→ Extracted data:

^^^^^^^^^^^^^^^^

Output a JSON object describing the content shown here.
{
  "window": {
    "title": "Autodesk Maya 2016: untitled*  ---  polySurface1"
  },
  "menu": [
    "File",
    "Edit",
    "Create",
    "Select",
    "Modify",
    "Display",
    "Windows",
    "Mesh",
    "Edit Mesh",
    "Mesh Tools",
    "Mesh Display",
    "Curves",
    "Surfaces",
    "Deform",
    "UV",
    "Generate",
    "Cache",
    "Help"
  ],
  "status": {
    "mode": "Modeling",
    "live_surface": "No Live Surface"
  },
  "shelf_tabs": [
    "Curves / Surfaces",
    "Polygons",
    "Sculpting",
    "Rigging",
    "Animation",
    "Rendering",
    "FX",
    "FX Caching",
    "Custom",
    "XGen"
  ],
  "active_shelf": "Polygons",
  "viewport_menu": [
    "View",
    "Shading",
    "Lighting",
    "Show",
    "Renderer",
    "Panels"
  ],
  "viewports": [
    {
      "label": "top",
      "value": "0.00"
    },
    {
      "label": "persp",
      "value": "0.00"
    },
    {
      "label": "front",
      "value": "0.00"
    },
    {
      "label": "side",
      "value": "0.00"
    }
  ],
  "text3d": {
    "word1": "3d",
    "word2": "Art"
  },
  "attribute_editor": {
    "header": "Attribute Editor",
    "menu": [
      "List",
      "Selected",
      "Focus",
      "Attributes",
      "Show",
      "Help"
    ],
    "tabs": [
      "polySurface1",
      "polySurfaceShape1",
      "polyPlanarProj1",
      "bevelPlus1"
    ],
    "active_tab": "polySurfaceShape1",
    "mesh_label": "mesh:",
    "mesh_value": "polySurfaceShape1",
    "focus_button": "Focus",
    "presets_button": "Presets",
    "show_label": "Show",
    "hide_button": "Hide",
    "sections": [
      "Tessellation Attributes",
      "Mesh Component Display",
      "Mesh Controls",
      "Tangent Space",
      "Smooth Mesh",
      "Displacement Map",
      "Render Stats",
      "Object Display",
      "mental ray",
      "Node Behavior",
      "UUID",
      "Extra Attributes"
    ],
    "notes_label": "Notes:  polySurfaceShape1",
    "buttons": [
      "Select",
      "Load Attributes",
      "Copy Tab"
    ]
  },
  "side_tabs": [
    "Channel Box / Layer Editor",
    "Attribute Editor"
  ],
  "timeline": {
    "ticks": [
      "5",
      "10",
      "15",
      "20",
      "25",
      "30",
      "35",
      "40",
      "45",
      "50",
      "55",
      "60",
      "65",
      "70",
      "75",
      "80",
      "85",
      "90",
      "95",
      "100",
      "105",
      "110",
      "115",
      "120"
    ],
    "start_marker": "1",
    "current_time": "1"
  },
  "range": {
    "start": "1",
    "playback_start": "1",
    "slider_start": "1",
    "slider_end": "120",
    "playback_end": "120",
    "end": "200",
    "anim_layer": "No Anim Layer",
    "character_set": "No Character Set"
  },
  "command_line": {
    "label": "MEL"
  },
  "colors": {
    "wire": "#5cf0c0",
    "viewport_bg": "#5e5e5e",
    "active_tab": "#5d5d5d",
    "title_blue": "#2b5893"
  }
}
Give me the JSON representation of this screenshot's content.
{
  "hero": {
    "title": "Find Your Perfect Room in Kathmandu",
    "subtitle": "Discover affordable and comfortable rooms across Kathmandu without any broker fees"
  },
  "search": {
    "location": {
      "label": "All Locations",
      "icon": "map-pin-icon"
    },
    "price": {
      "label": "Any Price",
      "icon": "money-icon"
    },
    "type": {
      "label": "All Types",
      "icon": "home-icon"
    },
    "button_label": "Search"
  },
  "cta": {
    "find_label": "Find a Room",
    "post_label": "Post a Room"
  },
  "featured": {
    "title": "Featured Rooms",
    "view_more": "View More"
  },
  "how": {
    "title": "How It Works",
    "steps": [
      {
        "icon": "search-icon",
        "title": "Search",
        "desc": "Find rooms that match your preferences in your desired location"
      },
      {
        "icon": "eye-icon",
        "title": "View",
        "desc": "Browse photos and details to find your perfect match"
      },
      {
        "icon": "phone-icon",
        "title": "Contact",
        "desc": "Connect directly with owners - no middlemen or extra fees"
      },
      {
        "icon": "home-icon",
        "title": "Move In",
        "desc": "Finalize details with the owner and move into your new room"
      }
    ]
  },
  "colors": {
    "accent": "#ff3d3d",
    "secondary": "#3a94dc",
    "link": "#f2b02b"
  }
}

^^^^^^^^^^^^^^^^

→ Stated task: Of the lines in the material above, state how many contain the string "Display"; give no other text.

→ Task result: 4